Given request:
Would you retype, word for word, the line with "Give me the" and every line after it through the end of the records below?

------ Dataset extract ------

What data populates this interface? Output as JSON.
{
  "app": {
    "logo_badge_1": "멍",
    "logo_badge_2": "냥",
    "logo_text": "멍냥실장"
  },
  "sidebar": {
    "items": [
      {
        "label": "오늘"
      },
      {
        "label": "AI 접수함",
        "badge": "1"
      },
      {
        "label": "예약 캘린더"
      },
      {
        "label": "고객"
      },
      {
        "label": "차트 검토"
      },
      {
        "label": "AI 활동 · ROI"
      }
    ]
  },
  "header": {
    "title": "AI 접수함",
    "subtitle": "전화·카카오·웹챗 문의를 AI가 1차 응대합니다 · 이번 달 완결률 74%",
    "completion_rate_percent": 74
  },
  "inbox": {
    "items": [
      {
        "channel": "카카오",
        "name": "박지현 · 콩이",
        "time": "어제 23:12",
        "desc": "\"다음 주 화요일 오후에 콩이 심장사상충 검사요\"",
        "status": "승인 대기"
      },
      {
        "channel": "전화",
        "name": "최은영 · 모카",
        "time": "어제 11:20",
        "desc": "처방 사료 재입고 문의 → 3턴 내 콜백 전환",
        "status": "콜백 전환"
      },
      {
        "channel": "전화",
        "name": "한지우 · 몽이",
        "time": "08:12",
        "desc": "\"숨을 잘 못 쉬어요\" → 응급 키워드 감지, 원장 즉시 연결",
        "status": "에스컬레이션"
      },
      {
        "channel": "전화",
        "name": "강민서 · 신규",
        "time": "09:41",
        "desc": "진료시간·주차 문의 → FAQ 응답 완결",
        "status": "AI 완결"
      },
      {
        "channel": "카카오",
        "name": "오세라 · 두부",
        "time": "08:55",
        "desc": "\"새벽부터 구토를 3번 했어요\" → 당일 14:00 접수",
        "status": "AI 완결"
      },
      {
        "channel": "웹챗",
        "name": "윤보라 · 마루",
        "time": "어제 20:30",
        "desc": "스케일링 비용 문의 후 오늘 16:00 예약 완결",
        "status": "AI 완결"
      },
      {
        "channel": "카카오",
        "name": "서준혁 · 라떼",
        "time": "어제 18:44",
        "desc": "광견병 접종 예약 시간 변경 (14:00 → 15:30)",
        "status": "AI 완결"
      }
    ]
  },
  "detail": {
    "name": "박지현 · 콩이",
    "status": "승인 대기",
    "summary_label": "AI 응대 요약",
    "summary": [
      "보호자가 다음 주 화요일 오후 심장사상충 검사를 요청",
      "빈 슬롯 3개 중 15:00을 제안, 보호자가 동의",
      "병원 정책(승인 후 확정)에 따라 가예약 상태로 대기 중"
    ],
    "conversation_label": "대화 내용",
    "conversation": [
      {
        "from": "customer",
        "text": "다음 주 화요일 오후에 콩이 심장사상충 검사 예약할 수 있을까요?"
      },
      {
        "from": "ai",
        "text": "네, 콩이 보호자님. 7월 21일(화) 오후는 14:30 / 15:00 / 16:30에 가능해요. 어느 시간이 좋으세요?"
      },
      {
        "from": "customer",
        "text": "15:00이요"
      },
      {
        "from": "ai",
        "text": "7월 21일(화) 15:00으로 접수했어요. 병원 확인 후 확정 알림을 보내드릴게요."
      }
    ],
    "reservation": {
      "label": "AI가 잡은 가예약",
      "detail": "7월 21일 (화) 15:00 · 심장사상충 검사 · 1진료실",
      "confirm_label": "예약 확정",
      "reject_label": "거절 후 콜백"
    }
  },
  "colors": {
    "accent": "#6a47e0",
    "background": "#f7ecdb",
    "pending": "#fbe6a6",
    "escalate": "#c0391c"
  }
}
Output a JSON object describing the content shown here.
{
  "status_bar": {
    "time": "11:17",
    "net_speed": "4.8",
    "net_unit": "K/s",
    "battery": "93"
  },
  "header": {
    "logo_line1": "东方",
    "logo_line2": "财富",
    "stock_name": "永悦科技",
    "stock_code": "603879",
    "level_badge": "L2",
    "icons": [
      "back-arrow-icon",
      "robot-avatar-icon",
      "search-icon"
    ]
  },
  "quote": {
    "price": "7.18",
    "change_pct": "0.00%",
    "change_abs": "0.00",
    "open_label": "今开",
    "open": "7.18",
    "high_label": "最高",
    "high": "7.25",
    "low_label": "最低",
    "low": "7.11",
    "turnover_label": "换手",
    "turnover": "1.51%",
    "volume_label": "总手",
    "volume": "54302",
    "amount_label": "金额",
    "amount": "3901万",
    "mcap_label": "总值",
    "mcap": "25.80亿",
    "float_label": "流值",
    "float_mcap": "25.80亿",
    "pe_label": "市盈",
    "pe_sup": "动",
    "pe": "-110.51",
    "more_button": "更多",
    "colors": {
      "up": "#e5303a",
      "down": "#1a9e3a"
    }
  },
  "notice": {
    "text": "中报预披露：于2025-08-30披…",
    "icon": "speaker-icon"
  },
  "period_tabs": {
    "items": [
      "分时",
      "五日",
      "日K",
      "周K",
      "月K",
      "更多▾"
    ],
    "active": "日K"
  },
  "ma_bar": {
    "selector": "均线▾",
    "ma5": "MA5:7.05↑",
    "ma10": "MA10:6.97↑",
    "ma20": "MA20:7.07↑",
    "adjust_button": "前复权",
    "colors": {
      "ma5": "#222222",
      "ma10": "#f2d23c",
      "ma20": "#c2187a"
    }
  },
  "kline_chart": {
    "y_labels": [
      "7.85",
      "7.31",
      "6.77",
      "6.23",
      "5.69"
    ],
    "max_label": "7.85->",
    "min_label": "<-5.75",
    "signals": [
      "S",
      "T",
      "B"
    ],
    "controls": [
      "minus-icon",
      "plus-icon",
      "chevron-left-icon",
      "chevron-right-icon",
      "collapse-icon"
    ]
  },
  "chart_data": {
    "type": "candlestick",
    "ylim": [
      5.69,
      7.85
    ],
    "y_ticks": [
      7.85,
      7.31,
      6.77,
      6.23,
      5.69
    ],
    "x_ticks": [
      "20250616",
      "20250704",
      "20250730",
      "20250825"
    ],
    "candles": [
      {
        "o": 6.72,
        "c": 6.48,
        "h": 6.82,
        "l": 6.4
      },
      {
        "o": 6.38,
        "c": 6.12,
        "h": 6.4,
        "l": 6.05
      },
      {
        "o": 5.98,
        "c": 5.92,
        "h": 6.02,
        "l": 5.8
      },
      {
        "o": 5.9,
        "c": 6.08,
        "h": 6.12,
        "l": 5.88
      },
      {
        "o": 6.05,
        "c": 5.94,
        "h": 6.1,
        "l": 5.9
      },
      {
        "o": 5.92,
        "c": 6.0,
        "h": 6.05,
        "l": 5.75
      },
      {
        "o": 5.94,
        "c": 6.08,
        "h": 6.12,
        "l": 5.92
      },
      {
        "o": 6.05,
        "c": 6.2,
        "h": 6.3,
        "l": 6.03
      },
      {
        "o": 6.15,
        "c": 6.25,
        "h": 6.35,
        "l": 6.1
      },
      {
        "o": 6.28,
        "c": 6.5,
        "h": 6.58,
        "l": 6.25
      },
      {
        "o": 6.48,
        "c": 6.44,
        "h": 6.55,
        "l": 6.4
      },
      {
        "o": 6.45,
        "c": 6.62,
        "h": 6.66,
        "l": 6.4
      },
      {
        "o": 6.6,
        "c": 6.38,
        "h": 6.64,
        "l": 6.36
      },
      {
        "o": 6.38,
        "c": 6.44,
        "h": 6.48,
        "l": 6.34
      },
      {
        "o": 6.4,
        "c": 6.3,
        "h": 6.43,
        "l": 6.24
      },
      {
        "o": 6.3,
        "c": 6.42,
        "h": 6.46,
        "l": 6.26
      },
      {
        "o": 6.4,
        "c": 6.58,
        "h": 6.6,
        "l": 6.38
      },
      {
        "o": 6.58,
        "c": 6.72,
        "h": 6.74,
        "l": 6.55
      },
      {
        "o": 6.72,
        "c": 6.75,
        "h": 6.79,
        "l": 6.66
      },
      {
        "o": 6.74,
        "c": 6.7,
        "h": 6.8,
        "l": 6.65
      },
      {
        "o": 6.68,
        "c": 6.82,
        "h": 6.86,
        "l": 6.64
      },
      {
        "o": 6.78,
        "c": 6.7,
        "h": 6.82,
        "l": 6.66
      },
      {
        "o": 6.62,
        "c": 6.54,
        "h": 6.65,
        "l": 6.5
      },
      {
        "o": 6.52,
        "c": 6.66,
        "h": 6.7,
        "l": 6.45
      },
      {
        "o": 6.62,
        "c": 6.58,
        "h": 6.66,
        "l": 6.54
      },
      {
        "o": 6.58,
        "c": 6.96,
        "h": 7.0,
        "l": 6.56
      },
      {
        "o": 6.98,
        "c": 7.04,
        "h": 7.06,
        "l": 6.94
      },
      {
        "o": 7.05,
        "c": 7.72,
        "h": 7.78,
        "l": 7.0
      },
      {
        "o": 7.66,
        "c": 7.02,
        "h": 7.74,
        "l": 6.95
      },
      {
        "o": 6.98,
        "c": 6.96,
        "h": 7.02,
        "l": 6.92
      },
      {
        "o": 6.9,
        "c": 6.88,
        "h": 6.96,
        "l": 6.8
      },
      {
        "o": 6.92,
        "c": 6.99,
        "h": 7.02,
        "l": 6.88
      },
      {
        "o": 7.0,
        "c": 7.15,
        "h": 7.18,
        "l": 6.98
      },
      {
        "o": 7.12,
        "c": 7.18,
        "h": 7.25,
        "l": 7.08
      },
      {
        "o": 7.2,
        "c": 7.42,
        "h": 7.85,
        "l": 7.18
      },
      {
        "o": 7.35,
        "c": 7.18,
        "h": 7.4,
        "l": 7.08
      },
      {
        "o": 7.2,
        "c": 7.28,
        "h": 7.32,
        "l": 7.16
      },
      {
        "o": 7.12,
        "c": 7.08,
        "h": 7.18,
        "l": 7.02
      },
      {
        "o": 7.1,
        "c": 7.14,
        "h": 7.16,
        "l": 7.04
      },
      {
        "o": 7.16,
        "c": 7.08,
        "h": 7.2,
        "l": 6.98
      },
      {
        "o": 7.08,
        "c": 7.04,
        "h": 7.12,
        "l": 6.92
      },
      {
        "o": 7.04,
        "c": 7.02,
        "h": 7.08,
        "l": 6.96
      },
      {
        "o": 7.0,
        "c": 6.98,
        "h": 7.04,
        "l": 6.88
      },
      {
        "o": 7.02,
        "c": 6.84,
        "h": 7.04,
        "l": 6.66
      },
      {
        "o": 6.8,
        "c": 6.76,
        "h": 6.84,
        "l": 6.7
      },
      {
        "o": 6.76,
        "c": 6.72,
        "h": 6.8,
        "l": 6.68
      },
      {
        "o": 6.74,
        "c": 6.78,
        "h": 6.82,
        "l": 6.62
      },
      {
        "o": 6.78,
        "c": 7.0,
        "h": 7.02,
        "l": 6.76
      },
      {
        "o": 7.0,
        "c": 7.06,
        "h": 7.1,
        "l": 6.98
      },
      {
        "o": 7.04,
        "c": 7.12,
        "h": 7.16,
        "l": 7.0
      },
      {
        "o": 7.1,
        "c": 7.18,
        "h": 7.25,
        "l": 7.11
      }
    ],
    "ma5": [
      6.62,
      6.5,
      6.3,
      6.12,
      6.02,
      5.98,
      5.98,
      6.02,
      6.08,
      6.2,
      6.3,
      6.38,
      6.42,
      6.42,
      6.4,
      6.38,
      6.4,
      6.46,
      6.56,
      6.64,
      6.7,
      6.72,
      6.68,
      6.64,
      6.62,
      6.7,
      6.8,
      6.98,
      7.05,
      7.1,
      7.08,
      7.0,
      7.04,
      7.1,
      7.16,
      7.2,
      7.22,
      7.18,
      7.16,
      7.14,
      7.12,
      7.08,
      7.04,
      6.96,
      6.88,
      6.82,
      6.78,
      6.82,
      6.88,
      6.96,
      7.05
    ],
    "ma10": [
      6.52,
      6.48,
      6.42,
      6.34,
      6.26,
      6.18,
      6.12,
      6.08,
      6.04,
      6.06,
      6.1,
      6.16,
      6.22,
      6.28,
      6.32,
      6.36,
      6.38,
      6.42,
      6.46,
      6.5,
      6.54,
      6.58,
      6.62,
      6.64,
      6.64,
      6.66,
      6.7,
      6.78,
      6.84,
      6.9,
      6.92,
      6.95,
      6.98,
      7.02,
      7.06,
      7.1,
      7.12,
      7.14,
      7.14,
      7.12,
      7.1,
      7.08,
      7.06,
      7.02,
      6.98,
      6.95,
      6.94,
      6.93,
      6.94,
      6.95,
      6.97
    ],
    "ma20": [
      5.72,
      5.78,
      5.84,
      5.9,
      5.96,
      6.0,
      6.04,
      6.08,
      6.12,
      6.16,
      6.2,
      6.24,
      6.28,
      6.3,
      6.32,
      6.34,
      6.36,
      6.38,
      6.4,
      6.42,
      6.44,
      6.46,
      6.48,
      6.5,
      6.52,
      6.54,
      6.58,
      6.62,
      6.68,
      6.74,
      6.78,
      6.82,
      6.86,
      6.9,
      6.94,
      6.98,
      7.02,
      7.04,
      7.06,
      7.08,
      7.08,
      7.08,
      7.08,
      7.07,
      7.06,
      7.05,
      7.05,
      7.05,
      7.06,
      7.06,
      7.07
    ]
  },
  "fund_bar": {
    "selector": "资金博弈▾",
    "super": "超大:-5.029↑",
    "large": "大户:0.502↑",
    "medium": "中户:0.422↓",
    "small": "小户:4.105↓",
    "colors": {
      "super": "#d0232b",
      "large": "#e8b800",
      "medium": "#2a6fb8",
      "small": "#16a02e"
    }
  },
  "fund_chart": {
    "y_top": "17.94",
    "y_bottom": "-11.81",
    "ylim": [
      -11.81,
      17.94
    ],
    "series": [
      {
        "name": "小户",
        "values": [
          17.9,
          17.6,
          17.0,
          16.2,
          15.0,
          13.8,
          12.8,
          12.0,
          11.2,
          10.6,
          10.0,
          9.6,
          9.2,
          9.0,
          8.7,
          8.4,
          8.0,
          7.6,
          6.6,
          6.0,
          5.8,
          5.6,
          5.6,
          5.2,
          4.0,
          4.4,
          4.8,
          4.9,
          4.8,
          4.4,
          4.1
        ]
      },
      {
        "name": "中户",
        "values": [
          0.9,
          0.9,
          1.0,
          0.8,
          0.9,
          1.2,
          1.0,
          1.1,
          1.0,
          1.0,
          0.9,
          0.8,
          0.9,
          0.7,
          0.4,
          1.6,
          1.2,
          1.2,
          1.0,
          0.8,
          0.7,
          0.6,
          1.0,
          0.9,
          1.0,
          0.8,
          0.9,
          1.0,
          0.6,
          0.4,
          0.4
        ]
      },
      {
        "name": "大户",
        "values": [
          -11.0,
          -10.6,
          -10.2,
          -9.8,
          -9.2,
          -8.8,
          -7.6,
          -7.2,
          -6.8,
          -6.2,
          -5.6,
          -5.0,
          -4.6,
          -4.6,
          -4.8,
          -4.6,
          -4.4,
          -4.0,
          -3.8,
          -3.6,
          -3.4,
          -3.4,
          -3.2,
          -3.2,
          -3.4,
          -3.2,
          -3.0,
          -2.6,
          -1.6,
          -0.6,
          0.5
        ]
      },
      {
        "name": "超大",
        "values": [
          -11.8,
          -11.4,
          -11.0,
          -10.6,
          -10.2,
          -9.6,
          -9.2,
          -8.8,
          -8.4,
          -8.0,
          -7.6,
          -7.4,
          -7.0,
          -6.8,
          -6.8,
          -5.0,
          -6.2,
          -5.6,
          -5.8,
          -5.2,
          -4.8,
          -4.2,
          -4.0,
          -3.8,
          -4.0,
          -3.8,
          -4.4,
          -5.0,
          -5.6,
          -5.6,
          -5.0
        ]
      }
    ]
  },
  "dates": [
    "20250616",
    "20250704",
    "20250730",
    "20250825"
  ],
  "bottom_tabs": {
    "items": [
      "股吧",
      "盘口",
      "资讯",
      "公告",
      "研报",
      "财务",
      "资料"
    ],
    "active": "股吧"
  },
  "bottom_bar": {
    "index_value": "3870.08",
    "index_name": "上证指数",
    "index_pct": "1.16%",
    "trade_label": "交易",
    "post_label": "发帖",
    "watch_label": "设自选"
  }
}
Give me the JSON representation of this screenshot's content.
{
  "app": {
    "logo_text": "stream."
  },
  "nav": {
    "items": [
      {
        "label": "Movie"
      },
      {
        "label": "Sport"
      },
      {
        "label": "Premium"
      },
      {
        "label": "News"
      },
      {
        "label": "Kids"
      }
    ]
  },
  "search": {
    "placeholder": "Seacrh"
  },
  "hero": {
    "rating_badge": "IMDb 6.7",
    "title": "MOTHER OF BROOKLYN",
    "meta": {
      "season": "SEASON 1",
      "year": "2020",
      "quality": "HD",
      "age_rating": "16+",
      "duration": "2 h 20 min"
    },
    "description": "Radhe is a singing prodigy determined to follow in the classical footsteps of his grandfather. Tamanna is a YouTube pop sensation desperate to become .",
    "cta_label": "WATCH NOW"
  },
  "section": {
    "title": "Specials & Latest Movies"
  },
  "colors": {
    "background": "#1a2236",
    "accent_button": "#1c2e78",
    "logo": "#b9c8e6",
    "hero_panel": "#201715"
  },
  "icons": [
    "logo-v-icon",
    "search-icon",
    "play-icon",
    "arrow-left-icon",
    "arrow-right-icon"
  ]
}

------

Full response:
Give me the JSON representation of this screenshot's content.
{
  "app": {
    "logo_text": "stream."
  },
  "nav": {
    "items": [
      {
        "label": "Movie"
      },
      {
        "label": "Sport"
      },
      {
        "label": "Premium"
      },
      {
        "label": "News"
      },
      {
        "label": "Kids"
      }
    ]
  },
  "search": {
    "placeholder": "Seacrh"
  },
  "hero": {
    "rating_badge": "IMDb 6.7",
    "title": "MOTHER OF BROOKLYN",
    "meta": {
      "season": "SEASON 1",
      "year": "2020",
      "quality": "HD",
      "age_rating": "16+",
      "duration": "2 h 20 min"
    },
    "description": "Radhe is a singing prodigy determined to follow in the classical footsteps of his grandfather. Tamanna is a YouTube pop sensation desperate to become .",
    "cta_label": "WATCH NOW"
  },
  "section": {
    "title": "Specials & Latest Movies"
  },
  "colors": {
    "background": "#1a2236",
    "accent_button": "#1c2e78",
    "logo": "#b9c8e6",
    "hero_panel": "#201715"
  },
  "icons": [
    "logo-v-icon",
    "search-icon",
    "play-icon",
    "arrow-left-icon",
    "arrow-right-icon"
  ]
}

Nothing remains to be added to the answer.